Entries from a dataset:
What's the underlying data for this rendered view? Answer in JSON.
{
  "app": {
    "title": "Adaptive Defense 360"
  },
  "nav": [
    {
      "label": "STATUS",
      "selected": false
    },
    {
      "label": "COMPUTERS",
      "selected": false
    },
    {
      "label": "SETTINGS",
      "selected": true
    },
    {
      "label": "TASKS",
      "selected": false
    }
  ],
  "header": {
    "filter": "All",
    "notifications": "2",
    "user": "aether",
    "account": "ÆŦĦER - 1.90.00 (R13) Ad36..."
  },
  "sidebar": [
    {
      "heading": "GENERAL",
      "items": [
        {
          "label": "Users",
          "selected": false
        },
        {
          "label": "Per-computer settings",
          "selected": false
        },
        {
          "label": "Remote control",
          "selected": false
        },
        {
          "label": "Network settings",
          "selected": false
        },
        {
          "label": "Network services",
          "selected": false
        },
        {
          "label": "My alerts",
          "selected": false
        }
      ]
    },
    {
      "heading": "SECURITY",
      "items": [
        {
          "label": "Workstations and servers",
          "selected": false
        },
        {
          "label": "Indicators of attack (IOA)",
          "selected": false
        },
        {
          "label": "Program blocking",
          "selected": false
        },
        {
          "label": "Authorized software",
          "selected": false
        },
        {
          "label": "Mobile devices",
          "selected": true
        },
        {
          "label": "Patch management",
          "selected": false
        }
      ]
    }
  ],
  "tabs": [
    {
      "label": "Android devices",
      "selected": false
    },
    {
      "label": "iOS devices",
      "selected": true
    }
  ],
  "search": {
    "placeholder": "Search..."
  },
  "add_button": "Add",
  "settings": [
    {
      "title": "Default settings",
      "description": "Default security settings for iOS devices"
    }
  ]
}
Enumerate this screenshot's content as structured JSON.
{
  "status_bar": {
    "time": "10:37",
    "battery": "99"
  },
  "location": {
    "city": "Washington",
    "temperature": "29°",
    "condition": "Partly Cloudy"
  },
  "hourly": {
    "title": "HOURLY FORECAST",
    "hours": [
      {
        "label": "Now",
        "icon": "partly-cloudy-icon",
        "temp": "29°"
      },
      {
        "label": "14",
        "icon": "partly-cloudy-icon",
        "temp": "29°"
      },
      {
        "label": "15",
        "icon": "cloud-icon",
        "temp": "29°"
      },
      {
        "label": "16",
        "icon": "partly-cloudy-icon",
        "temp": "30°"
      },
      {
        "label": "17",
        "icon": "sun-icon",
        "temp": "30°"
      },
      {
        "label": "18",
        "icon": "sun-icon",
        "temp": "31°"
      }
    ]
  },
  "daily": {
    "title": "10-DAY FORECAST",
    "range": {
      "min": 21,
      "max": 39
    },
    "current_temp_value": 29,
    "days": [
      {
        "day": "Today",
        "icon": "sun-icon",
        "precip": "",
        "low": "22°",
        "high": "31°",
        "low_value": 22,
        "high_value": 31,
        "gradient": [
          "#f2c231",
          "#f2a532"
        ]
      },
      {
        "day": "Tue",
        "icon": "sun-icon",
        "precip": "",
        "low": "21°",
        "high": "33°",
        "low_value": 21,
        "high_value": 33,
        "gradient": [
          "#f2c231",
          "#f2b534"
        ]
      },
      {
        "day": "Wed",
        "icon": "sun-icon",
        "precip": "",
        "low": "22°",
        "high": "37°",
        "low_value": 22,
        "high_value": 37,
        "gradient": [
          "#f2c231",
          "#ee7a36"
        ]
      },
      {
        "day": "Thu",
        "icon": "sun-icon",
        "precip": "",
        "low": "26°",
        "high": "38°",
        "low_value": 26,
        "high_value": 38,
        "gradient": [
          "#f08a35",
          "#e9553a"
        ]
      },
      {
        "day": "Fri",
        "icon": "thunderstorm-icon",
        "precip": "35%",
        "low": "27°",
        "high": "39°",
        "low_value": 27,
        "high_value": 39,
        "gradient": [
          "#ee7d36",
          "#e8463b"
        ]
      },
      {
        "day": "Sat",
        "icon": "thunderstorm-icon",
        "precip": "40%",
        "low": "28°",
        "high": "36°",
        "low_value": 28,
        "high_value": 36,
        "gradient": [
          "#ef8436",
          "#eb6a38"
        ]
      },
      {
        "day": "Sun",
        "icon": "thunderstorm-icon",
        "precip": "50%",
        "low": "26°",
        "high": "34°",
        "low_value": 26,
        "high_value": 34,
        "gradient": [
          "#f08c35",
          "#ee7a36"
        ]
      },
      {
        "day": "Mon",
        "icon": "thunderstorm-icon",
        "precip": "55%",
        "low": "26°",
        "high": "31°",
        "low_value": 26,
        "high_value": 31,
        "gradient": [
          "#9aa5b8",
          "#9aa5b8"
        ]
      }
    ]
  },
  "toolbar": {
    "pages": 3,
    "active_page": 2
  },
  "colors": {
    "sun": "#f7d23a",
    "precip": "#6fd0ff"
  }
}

**WRITTEN EXERCISE**:
Reproduce the listing above word for word.

**FULL OUTPUT**:
What's the underlying data for this rendered view? Answer in JSON.
{
  "app": {
    "title": "Adaptive Defense 360"
  },
  "nav": [
    {
      "label": "STATUS",
      "selected": false
    },
    {
      "label": "COMPUTERS",
      "selected": false
    },
    {
      "label": "SETTINGS",
      "selected": true
    },
    {
      "label": "TASKS",
      "selected": false
    }
  ],
  "header": {
    "filter": "All",
    "notifications": "2",
    "user": "aether",
    "account": "ÆŦĦER - 1.90.00 (R13) Ad36..."
  },
  "sidebar": [
    {
      "heading": "GENERAL",
      "items": [
        {
          "label": "Users",
          "selected": false
        },
        {
          "label": "Per-computer settings",
          "selected": false
        },
        {
          "label": "Remote control",
          "selected": false
        },
        {
          "label": "Network settings",
          "selected": false
        },
        {
          "label": "Network services",
          "selected": false
        },
        {
          "label": "My alerts",
          "selected": false
        }
      ]
    },
    {
      "heading": "SECURITY",
      "items": [
        {
          "label": "Workstations and servers",
          "selected": false
        },
        {
          "label": "Indicators of attack (IOA)",
          "selected": false
        },
        {
          "label": "Program blocking",
          "selected": false
        },
        {
          "label": "Authorized software",
          "selected": false
        },
        {
          "label": "Mobile devices",
          "selected": true
        },
        {
          "label": "Patch management",
          "selected": false
        }
      ]
    }
  ],
  "tabs": [
    {
      "label": "Android devices",
      "selected": false
    },
    {
      "label": "iOS devices",
      "selected": true
    }
  ],
  "search": {
    "placeholder": "Search..."
  },
  "add_button": "Add",
  "settings": [
    {
      "title": "Default settings",
      "description": "Default security settings for iOS devices"
    }
  ]
}
Enumerate this screenshot's content as structured JSON.
{
  "status_bar": {
    "time": "10:37",
    "battery": "99"
  },
  "location": {
    "city": "Washington",
    "temperature": "29°",
    "condition": "Partly Cloudy"
  },
  "hourly": {
    "title": "HOURLY FORECAST",
    "hours": [
      {
        "label": "Now",
        "icon": "partly-cloudy-icon",
        "temp": "29°"
      },
      {
        "label": "14",
        "icon": "partly-cloudy-icon",
        "temp": "29°"
      },
      {
        "label": "15",
        "icon": "cloud-icon",
        "temp": "29°"
      },
      {
        "label": "16",
        "icon": "partly-cloudy-icon",
        "temp": "30°"
      },
      {
        "label": "17",
        "icon": "sun-icon",
        "temp": "30°"
      },
      {
        "label": "18",
        "icon": "sun-icon",
        "temp": "31°"
      }
    ]
  },
  "daily": {
    "title": "10-DAY FORECAST",
    "range": {
      "min": 21,
      "max": 39
    },
    "current_temp_value": 29,
    "days": [
      {
        "day": "Today",
        "icon": "sun-icon",
        "precip": "",
        "low": "22°",
        "high": "31°",
        "low_value": 22,
        "high_value": 31,
        "gradient": [
          "#f2c231",
          "#f2a532"
        ]
      },
      {
        "day": "Tue",
        "icon": "sun-icon",
        "precip": "",
        "low": "21°",
        "high": "33°",
        "low_value": 21,
        "high_value": 33,
        "gradient": [
          "#f2c231",
          "#f2b534"
        ]
      },
      {
        "day": "Wed",
        "icon": "sun-icon",
        "precip": "",
        "low": "22°",
        "high": "37°",
        "low_value": 22,
        "high_value": 37,
        "gradient": [
          "#f2c231",
          "#ee7a36"
        ]
      },
      {
        "day": "Thu",
        "icon": "sun-icon",
        "precip": "",
        "low": "26°",
        "high": "38°",
        "low_value": 26,
        "high_value": 38,
        "gradient": [
          "#f08a35",
          "#e9553a"
        ]
      },
      {
        "day": "Fri",
        "icon": "thunderstorm-icon",
        "precip": "35%",
        "low": "27°",
        "high": "39°",
        "low_value": 27,
        "high_value": 39,
        "gradient": [
          "#ee7d36",
          "#e8463b"
        ]
      },
      {
        "day": "Sat",
        "icon": "thunderstorm-icon",
        "precip": "40%",
        "low": "28°",
        "high": "36°",
        "low_value": 28,
        "high_value": 36,
        "gradient": [
          "#ef8436",
          "#eb6a38"
        ]
      },
      {
        "day": "Sun",
        "icon": "thunderstorm-icon",
        "precip": "50%",
        "low": "26°",
        "high": "34°",
        "low_value": 26,
        "high_value": 34,
        "gradient": [
          "#f08c35",
          "#ee7a36"
        ]
      },
      {
        "day": "Mon",
        "icon": "thunderstorm-icon",
        "precip": "55%",
        "low": "26°",
        "high": "31°",
        "low_value": 26,
        "high_value": 31,
        "gradient": [
          "#9aa5b8",
          "#9aa5b8"
        ]
      }
    ]
  },
  "toolbar": {
    "pages": 3,
    "active_page": 2
  },
  "colors": {
    "sun": "#f7d23a",
    "precip": "#6fd0ff"
  }
}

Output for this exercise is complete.